Below are the records. Gather each line that holds "down".

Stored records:
::::::

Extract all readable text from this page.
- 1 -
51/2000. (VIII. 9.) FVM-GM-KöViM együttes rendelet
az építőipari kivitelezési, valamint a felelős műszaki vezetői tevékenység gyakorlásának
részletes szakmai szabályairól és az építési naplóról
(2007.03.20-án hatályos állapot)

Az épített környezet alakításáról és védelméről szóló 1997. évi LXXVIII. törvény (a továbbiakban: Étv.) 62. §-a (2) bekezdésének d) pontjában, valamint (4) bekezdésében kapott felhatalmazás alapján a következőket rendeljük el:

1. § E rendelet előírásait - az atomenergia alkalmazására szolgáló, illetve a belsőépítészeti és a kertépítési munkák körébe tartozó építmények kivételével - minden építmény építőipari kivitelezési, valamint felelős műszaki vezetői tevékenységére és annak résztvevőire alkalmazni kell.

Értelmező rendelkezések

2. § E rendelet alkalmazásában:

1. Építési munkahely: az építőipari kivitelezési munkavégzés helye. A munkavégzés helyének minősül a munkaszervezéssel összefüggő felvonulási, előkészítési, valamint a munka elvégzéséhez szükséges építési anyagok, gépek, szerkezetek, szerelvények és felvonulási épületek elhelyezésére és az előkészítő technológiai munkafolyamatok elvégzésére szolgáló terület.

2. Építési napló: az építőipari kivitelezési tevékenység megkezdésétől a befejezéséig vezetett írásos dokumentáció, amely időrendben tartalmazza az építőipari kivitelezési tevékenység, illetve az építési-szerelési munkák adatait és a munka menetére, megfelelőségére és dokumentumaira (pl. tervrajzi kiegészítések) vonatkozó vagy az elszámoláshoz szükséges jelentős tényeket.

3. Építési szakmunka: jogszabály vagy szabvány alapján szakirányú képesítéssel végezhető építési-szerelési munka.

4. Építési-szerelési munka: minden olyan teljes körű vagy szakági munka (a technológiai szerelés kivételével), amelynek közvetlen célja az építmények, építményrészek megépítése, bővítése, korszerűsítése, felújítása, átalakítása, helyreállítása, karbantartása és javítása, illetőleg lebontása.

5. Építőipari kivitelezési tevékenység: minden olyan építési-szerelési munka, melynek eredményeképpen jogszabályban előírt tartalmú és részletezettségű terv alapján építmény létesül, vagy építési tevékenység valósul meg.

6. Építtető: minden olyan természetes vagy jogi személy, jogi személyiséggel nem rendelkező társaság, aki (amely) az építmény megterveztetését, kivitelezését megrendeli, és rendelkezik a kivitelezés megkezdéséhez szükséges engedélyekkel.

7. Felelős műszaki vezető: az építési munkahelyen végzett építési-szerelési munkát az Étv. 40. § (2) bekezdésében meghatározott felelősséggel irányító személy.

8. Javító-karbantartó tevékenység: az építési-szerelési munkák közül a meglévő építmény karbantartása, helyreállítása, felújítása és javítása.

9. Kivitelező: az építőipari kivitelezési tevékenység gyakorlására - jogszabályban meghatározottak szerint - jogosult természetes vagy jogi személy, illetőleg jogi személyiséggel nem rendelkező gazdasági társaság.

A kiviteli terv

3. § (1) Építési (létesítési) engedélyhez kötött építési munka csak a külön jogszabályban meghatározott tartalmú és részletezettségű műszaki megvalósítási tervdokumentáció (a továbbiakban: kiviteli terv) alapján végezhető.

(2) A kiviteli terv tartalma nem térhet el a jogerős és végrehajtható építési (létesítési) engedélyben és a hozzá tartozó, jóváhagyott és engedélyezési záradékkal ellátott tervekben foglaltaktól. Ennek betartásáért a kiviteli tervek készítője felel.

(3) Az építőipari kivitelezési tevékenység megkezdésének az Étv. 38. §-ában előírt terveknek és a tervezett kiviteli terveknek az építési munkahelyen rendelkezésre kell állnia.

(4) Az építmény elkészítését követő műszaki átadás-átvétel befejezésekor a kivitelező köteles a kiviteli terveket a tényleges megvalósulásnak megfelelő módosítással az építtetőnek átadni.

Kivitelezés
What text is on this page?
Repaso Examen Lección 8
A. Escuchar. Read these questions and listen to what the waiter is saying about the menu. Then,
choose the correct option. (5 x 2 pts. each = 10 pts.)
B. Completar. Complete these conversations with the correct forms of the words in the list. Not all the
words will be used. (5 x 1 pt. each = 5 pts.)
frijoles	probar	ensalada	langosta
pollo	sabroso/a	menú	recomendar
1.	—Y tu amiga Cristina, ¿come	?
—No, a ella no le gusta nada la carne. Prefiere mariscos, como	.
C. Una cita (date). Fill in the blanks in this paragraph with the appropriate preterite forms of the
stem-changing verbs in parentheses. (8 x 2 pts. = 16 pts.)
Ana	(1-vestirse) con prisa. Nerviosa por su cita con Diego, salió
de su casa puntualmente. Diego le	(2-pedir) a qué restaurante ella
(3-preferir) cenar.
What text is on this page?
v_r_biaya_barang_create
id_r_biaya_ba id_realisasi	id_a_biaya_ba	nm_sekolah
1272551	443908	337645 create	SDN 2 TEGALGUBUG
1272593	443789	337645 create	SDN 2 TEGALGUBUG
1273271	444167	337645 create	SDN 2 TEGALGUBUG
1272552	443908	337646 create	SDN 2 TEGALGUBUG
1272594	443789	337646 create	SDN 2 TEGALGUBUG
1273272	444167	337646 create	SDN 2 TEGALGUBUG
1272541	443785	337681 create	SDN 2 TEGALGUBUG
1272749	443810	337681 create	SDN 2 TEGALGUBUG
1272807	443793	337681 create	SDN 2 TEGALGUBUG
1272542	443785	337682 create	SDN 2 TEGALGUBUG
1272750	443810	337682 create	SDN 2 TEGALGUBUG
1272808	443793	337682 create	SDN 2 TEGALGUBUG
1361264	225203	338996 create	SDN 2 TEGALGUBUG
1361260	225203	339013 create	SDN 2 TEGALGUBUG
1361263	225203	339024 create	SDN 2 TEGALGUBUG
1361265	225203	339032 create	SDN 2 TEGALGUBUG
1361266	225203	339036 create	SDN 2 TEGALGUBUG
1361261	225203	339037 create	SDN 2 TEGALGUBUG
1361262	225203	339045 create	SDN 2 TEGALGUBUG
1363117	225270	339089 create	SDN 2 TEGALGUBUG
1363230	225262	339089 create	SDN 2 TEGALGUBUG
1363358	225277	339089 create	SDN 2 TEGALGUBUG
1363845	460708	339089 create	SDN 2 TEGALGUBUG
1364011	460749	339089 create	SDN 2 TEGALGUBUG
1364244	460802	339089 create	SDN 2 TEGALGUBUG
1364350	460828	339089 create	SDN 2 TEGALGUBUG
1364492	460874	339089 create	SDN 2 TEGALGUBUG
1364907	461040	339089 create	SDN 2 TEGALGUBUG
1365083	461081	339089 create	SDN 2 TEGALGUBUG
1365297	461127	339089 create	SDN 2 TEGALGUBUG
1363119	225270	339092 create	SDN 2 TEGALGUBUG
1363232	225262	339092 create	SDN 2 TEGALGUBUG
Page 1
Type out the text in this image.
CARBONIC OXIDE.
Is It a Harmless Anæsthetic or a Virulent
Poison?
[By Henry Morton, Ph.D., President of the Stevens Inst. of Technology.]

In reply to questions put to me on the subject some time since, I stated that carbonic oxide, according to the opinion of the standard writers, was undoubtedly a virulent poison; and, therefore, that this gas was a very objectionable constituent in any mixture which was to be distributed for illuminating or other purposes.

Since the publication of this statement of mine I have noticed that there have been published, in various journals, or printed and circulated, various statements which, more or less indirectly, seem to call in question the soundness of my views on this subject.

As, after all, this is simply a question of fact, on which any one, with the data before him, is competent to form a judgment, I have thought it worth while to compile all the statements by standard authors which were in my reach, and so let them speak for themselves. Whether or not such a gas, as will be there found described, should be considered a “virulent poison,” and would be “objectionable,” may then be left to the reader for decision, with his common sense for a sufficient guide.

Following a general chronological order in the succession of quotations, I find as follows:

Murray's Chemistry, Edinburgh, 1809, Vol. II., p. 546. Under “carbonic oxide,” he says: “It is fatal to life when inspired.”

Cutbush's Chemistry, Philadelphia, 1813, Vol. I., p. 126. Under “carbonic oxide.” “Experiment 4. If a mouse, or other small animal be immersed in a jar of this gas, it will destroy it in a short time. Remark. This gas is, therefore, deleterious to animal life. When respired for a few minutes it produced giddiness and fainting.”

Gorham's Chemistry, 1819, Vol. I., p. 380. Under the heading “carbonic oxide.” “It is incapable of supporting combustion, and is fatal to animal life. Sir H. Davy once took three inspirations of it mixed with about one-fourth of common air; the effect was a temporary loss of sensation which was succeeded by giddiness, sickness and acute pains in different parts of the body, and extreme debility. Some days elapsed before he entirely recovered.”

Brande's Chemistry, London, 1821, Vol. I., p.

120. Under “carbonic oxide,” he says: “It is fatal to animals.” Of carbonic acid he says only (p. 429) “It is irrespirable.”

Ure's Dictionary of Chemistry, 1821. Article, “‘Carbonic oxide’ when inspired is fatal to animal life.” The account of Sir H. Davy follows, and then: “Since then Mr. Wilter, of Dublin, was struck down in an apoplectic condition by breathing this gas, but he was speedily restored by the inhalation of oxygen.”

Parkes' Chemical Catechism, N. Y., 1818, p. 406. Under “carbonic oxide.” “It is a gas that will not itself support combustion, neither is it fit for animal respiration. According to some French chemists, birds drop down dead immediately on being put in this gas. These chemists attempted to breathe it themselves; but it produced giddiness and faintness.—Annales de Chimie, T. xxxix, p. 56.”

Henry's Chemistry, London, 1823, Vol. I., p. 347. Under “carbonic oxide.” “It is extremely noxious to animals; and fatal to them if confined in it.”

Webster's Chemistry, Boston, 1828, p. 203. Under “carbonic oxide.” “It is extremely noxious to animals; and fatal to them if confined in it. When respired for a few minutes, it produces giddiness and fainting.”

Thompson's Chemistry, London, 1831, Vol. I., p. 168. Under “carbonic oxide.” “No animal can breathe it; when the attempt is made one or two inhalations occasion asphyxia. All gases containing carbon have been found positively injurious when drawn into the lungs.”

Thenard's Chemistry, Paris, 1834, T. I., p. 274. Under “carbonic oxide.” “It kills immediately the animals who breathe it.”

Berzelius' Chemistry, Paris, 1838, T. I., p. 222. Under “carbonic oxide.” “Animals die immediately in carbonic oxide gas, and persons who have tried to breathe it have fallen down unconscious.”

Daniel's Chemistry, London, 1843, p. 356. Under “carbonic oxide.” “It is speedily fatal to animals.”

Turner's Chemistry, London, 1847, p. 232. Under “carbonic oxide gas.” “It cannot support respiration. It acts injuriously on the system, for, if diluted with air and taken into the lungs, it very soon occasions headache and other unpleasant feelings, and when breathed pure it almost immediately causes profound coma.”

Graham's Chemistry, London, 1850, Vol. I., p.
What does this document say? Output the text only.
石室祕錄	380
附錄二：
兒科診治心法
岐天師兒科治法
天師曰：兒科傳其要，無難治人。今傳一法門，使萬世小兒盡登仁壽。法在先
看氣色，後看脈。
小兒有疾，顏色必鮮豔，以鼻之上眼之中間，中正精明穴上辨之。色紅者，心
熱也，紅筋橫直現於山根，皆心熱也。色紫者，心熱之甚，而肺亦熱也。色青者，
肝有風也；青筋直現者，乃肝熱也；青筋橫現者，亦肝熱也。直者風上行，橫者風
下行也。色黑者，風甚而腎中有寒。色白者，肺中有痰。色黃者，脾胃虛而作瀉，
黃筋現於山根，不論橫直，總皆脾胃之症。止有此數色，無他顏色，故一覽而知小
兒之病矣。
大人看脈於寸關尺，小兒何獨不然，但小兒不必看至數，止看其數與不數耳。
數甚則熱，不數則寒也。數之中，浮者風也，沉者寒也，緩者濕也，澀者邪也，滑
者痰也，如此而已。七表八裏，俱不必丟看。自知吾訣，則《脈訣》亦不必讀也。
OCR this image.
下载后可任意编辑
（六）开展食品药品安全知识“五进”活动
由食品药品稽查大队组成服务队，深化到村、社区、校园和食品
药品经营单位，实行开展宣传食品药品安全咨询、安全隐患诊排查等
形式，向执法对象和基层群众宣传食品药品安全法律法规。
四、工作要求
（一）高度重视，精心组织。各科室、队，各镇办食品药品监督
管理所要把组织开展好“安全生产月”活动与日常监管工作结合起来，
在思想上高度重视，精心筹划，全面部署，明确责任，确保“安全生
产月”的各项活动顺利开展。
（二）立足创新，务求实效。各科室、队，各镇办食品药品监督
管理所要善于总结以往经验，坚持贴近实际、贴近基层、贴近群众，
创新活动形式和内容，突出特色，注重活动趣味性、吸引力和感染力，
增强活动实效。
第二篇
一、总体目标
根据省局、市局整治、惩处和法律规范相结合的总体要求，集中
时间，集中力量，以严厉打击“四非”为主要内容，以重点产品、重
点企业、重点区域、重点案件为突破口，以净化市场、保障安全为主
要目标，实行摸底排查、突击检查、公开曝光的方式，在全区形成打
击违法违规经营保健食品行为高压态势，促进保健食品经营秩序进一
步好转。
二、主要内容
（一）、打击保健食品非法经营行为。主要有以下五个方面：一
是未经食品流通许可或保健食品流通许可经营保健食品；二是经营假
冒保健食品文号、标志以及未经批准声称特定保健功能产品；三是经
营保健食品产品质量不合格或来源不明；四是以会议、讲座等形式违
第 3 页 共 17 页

::::::

-- WRITTEN SOLUTION --
Ure's Dictionary of Chemistry, 1821. Article, “‘Carbonic oxide’ when inspired is fatal to animal life.” The account of Sir H. Davy follows, and then: “Since then Mr. Wilter, of Dublin, was struck down in an apoplectic condition by breathing this gas, but he was speedily restored by the inhalation of oxygen.”
Parkes' Chemical Catechism, N. Y., 1818, p. 406. Under “carbonic oxide.” “It is a gas that will not itself support combustion, neither is it fit for animal respiration. According to some French chemists, birds drop down dead immediately on being put in this gas. These chemists attempted to breathe it themselves; but it produced giddiness and faintness.—Annales de Chimie, T. xxxix, p. 56.”
Berzelius' Chemistry, Paris, 1838, T. I., p. 222. Under “carbonic oxide.” “Animals die immediately in carbonic oxide gas, and persons who have tried to breathe it have fallen down unconscious.”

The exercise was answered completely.